§ The exercise: Gather all lines in the data that hold the string "this".

[Data listing]
====
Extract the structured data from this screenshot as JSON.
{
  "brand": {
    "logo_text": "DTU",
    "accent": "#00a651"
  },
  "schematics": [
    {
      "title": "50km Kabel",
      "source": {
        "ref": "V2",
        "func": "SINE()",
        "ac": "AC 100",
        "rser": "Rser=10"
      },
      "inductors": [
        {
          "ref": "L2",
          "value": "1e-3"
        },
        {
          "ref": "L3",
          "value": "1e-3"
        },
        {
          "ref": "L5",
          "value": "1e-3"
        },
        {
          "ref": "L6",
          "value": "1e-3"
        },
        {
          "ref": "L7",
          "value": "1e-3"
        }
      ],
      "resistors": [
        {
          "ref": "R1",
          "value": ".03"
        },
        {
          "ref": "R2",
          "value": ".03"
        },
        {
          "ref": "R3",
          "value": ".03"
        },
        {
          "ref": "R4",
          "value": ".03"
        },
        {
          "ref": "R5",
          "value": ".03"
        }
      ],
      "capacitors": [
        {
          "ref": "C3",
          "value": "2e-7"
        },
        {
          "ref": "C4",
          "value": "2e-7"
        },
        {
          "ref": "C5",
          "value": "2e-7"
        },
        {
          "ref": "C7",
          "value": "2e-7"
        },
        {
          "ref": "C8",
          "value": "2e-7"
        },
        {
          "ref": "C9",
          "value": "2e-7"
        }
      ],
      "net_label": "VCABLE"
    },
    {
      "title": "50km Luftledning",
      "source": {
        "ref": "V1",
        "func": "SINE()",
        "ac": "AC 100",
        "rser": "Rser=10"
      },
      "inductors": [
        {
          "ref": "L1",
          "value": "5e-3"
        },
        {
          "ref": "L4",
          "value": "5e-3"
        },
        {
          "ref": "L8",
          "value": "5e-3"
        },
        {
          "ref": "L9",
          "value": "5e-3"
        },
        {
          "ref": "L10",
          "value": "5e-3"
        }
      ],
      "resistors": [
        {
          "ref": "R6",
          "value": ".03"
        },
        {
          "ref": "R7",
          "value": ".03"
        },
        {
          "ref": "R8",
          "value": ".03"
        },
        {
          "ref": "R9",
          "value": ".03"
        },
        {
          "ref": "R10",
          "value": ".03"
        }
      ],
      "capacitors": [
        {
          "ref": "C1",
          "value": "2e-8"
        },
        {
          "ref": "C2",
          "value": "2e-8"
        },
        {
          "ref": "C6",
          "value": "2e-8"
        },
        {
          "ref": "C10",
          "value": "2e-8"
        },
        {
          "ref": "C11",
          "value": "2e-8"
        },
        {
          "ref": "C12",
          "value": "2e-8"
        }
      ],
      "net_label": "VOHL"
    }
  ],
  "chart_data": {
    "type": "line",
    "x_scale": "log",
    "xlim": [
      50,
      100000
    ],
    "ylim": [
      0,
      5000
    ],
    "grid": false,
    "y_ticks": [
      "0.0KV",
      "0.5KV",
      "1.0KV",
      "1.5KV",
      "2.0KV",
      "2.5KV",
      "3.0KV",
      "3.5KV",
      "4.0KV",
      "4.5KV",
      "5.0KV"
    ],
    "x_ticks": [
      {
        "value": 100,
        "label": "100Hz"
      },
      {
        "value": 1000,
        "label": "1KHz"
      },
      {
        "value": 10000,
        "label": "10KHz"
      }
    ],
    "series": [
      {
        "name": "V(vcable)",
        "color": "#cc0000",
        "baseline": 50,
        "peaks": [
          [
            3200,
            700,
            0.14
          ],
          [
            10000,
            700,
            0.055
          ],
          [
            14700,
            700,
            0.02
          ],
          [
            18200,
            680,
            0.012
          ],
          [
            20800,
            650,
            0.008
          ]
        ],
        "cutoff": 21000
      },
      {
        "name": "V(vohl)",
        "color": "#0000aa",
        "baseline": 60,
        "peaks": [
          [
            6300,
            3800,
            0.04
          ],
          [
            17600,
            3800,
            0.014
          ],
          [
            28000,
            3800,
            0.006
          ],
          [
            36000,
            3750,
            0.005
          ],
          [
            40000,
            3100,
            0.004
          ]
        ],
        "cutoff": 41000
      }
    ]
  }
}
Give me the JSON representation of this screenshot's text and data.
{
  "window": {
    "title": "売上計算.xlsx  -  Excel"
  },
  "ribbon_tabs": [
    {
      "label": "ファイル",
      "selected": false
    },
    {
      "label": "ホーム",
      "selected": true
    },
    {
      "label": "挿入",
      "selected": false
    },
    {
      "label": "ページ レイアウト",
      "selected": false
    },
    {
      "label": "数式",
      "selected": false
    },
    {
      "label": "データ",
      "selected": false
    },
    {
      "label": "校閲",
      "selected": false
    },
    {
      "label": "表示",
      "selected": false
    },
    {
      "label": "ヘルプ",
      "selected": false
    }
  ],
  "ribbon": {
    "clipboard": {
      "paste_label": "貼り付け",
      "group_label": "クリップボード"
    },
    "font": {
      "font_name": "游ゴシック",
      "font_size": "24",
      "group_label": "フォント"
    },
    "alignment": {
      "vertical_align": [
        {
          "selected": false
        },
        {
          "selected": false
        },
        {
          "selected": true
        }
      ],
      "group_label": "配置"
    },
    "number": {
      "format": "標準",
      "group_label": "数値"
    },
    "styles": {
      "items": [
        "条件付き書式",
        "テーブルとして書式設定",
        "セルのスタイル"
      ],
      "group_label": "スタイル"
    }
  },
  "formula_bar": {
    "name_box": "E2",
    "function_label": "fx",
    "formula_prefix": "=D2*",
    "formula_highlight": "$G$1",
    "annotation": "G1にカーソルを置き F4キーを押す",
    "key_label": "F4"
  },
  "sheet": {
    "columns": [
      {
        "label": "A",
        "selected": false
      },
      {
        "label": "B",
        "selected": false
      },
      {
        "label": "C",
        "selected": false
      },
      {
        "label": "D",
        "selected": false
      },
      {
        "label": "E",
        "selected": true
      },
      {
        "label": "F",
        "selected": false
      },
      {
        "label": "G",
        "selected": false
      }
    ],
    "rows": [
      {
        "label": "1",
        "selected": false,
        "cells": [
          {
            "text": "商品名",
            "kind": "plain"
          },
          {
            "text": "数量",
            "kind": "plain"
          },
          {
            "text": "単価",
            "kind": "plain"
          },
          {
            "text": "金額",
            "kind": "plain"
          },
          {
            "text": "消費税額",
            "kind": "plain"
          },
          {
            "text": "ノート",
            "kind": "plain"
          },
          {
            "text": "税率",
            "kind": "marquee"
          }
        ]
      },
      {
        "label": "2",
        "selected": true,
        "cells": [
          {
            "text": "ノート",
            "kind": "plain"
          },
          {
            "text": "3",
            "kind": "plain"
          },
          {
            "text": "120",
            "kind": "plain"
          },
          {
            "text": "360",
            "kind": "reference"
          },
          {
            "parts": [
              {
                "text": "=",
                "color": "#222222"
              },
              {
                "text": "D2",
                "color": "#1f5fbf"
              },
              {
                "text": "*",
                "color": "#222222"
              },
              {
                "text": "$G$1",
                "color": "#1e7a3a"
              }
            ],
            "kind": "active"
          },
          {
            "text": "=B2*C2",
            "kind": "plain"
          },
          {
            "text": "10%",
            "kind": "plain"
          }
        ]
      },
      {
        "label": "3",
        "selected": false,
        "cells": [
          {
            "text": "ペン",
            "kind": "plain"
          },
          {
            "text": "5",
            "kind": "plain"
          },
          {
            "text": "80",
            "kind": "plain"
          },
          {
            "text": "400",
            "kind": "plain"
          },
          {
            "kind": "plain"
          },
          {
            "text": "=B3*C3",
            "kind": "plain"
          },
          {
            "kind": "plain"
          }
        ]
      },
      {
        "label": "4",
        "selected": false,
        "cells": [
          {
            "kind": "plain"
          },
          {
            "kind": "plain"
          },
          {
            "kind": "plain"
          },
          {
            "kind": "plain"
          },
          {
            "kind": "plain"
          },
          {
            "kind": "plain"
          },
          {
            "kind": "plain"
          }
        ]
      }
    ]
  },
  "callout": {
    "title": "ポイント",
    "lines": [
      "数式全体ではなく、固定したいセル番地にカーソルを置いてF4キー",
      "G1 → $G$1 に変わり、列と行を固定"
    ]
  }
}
====
§ Exercise answer:
Extract the structured data from this screenshot as JSON.
Give me the JSON representation of this screenshot's text and data.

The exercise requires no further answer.